- **WHAT TO PRODUCE**
Every record should be repeated exactly, except that pictures are left out.

##############################

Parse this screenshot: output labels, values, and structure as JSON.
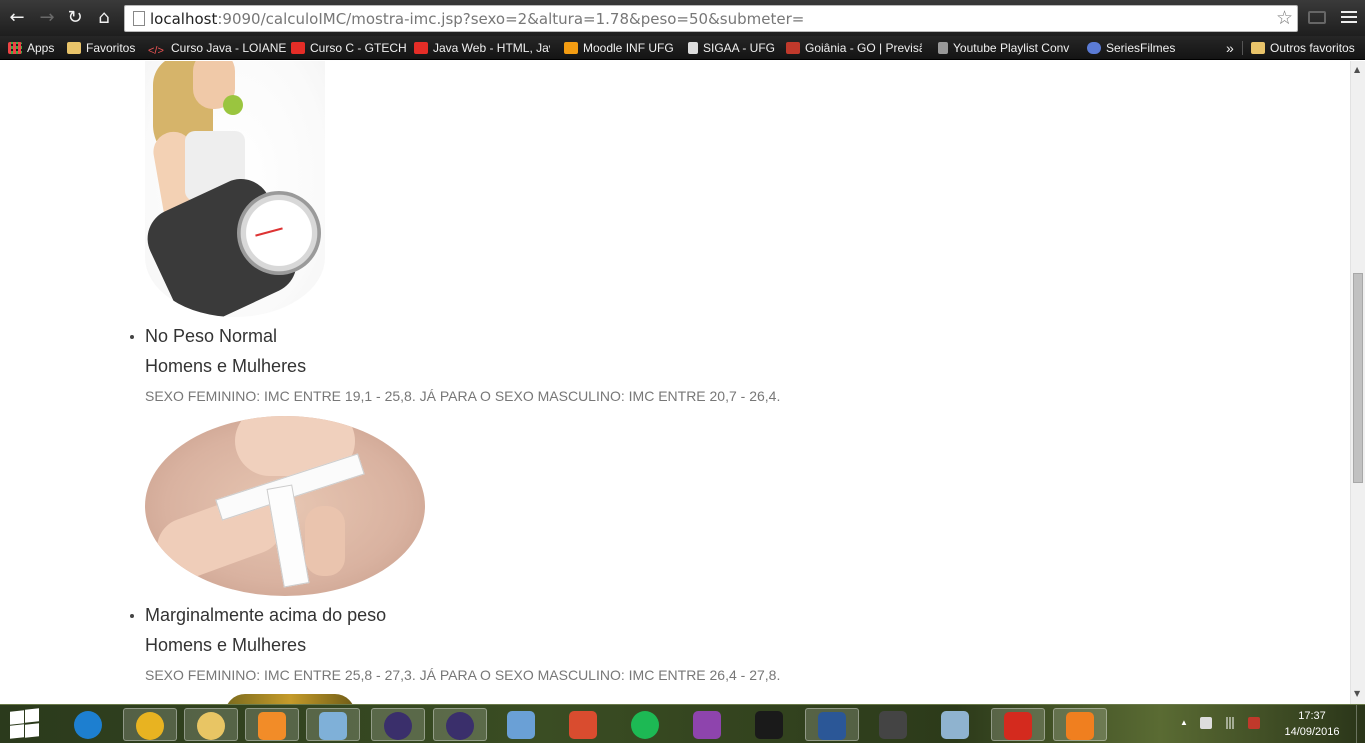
{
  "browser": {
    "url_host": "localhost",
    "url_rest": ":9090/calculoIMC/mostra-imc.jsp?sexo=2&altura=1.78&peso=50&submeter=",
    "bookmarks": [
      {
        "label": "Apps",
        "icon": "apps-grid-icon"
      },
      {
        "label": "Favoritos",
        "icon": "folder-icon"
      },
      {
        "label": "Curso Java - LOIANE",
        "icon": "code-icon"
      },
      {
        "label": "Curso C - GTECH",
        "icon": "youtube-icon"
      },
      {
        "label": "Java Web - HTML, Jav",
        "icon": "youtube-icon"
      },
      {
        "label": "Moodle INF UFG",
        "icon": "moodle-icon"
      },
      {
        "label": "SIGAA - UFG",
        "icon": "page-icon"
      },
      {
        "label": "Goiânia - GO | Previsã",
        "icon": "weather-icon"
      },
      {
        "label": "Youtube Playlist Conv",
        "icon": "music-note-icon"
      },
      {
        "label": "SeriesFilmes",
        "icon": "series-icon"
      }
    ],
    "overflow_label": "»",
    "other_bookmarks": "Outros favoritos"
  },
  "content": {
    "items": [
      {
        "title": "No Peso Normal",
        "subtitle": "Homens e Mulheres",
        "description": "SEXO FEMININO: IMC ENTRE 19,1 - 25,8. JÁ PARA O SEXO MASCULINO: IMC ENTRE 20,7 - 26,4."
      },
      {
        "title": "Marginalmente acima do peso",
        "subtitle": "Homens e Mulheres",
        "description": "SEXO FEMININO: IMC ENTRE 25,8 - 27,3. JÁ PARA O SEXO MASCULINO: IMC ENTRE 26,4 - 27,8."
      }
    ]
  },
  "taskbar": {
    "apps": [
      {
        "name": "internet-explorer-icon",
        "color": "#1d7fd0"
      },
      {
        "name": "chrome-icon",
        "color": "#e8b321"
      },
      {
        "name": "file-explorer-icon",
        "color": "#e8c564"
      },
      {
        "name": "media-player-icon",
        "color": "#f28c28"
      },
      {
        "name": "notepad-icon",
        "color": "#7fb0d8"
      },
      {
        "name": "eclipse-icon",
        "color": "#3a2f6b"
      },
      {
        "name": "eclipse-icon-2",
        "color": "#3a2f6b"
      },
      {
        "name": "virtualbox-icon",
        "color": "#6aa0d6"
      },
      {
        "name": "windows-store-icon",
        "color": "#d94c2f"
      },
      {
        "name": "spotify-icon",
        "color": "#1db954"
      },
      {
        "name": "android-studio-icon",
        "color": "#8e44ad"
      },
      {
        "name": "intellij-icon",
        "color": "#1a1a1a"
      },
      {
        "name": "word-icon",
        "color": "#2b5797"
      },
      {
        "name": "terminal-icon",
        "color": "#444444"
      },
      {
        "name": "calculator-icon",
        "color": "#8fb3cf"
      },
      {
        "name": "acrobat-icon",
        "color": "#d42a1e"
      },
      {
        "name": "foxit-pdf-icon",
        "color": "#f07f1f"
      }
    ],
    "time": "17:37",
    "date": "14/09/2016"
  }
}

##############################

- **ANSWER FOR THE TASK**
Parse this screenshot: output labels, values, and structure as JSON.
{
  "browser": {
    "url_host": "localhost",
    "url_rest": ":9090/calculoIMC/mostra-imc.jsp?sexo=2&altura=1.78&peso=50&submeter=",
    "bookmarks": [
      {
        "label": "Apps",
        "icon": "apps-grid-icon"
      },
      {
        "label": "Favoritos",
        "icon": "folder-icon"
      },
      {
        "label": "Curso Java - LOIANE",
        "icon": "code-icon"
      },
      {
        "label": "Curso C - GTECH",
        "icon": "youtube-icon"
      },
      {
        "label": "Java Web - HTML, Jav",
        "icon": "youtube-icon"
      },
      {
        "label": "Moodle INF UFG",
        "icon": "moodle-icon"
      },
      {
        "label": "SIGAA - UFG",
        "icon": "page-icon"
      },
      {
        "label": "Goiânia - GO | Previsã",
        "icon": "weather-icon"
      },
      {
        "label": "Youtube Playlist Conv",
        "icon": "music-note-icon"
      },
      {
        "label": "SeriesFilmes",
        "icon": "series-icon"
      }
    ],
    "overflow_label": "»",
    "other_bookmarks": "Outros favoritos"
  },
  "content": {
    "items": [
      {
        "title": "No Peso Normal",
        "subtitle": "Homens e Mulheres",
        "description": "SEXO FEMININO: IMC ENTRE 19,1 - 25,8. JÁ PARA O SEXO MASCULINO: IMC ENTRE 20,7 - 26,4."
      },
      {
        "title": "Marginalmente acima do peso",
        "subtitle": "Homens e Mulheres",
        "description": "SEXO FEMININO: IMC ENTRE 25,8 - 27,3. JÁ PARA O SEXO MASCULINO: IMC ENTRE 26,4 - 27,8."
      }
    ]
  },
  "taskbar": {
    "apps": [
      {
        "name": "internet-explorer-icon",
        "color": "#1d7fd0"
      },
      {
        "name": "chrome-icon",
        "color": "#e8b321"
      },
      {
        "name": "file-explorer-icon",
        "color": "#e8c564"
      },
      {
        "name": "media-player-icon",
        "color": "#f28c28"
      },
      {
        "name": "notepad-icon",
        "color": "#7fb0d8"
      },
      {
        "name": "eclipse-icon",
        "color": "#3a2f6b"
      },
      {
        "name": "eclipse-icon-2",
        "color": "#3a2f6b"
      },
      {
        "name": "virtualbox-icon",
        "color": "#6aa0d6"
      },
      {
        "name": "windows-store-icon",
        "color": "#d94c2f"
      },
      {
        "name": "spotify-icon",
        "color": "#1db954"
      },
      {
        "name": "android-studio-icon",
        "color": "#8e44ad"
      },
      {
        "name": "intellij-icon",
        "color": "#1a1a1a"
      },
      {
        "name": "word-icon",
        "color": "#2b5797"
      },
      {
        "name": "terminal-icon",
        "color": "#444444"
      },
      {
        "name": "calculator-icon",
        "color": "#8fb3cf"
      },
      {
        "name": "acrobat-icon",
        "color": "#d42a1e"
      },
      {
        "name": "foxit-pdf-icon",
        "color": "#f07f1f"
      }
    ],
    "time": "17:37",
    "date": "14/09/2016"
  }
}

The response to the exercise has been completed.